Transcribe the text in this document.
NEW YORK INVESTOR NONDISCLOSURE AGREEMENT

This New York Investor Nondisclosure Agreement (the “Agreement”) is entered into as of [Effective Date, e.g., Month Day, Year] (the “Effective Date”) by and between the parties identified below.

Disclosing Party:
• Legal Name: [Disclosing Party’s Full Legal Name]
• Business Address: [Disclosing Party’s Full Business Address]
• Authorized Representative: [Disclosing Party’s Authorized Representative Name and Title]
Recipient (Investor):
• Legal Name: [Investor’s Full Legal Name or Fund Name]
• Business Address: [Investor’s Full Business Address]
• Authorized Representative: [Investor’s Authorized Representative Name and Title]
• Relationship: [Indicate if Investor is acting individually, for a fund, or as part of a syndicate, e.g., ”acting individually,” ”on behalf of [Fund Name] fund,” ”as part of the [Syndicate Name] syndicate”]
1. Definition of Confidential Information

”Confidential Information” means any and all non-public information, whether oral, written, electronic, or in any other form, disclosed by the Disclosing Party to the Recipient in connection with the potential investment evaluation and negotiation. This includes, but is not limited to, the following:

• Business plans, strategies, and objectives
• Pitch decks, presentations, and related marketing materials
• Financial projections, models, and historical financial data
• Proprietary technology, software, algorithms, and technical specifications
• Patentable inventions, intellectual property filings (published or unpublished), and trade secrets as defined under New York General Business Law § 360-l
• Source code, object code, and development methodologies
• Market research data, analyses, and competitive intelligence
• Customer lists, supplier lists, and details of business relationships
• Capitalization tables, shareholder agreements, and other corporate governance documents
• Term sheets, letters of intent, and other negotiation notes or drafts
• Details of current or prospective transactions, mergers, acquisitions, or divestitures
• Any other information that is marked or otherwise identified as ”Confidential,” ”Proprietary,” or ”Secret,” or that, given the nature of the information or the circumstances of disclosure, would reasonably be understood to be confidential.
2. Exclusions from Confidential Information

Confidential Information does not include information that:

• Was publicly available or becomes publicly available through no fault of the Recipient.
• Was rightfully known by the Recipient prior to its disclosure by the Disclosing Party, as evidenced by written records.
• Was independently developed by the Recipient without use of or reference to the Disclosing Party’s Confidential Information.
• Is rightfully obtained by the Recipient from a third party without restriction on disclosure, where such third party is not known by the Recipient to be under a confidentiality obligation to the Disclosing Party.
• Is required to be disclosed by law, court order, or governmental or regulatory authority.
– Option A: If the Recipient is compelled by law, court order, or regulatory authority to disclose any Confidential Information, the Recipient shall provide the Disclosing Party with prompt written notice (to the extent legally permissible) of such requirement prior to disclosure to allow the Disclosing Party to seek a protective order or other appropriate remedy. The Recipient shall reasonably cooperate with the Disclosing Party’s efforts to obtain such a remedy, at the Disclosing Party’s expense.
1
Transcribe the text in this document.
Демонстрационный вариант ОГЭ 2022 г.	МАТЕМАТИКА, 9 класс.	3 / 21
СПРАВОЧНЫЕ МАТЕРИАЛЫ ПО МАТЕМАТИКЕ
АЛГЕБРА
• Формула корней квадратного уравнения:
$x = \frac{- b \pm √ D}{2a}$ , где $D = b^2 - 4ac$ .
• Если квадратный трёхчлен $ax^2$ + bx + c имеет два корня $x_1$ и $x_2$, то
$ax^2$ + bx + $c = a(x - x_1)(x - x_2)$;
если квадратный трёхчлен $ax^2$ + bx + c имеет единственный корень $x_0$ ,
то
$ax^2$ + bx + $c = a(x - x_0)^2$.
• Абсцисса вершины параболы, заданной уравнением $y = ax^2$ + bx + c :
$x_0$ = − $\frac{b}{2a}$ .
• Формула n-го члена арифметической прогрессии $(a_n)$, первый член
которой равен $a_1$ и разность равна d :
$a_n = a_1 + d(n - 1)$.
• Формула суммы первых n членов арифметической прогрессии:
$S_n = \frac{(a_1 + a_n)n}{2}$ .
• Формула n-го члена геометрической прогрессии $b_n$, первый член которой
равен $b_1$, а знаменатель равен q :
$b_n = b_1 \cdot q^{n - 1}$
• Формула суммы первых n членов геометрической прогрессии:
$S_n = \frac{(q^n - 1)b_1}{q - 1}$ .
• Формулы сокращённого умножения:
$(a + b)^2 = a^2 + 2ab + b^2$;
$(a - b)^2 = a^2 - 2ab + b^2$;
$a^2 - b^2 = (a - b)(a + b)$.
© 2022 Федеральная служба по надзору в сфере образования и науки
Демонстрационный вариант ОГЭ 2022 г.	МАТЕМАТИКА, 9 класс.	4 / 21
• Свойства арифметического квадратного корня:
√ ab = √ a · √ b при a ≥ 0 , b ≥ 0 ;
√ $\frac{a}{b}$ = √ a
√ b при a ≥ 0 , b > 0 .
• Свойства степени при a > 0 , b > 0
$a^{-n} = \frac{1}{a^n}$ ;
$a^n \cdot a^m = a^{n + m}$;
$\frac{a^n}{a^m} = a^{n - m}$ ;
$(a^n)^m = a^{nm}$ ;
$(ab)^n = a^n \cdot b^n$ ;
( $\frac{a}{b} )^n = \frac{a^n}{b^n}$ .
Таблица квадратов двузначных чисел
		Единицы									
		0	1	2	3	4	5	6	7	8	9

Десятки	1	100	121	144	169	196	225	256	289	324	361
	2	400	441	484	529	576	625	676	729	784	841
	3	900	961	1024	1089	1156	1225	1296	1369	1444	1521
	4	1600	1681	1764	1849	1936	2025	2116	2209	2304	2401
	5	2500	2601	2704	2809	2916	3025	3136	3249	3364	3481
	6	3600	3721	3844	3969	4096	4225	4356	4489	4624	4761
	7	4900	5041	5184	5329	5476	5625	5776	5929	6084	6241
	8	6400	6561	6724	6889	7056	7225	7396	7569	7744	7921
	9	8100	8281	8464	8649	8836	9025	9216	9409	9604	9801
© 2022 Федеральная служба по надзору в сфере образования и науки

+ + +

## Written exercise
From the data, list each line in which the string "члена" appears.

## Output
• Формула n-го члена арифметической прогрессии $(a_n)$, первый член
• Формула n-го члена геометрической прогрессии $b_n$, первый член которой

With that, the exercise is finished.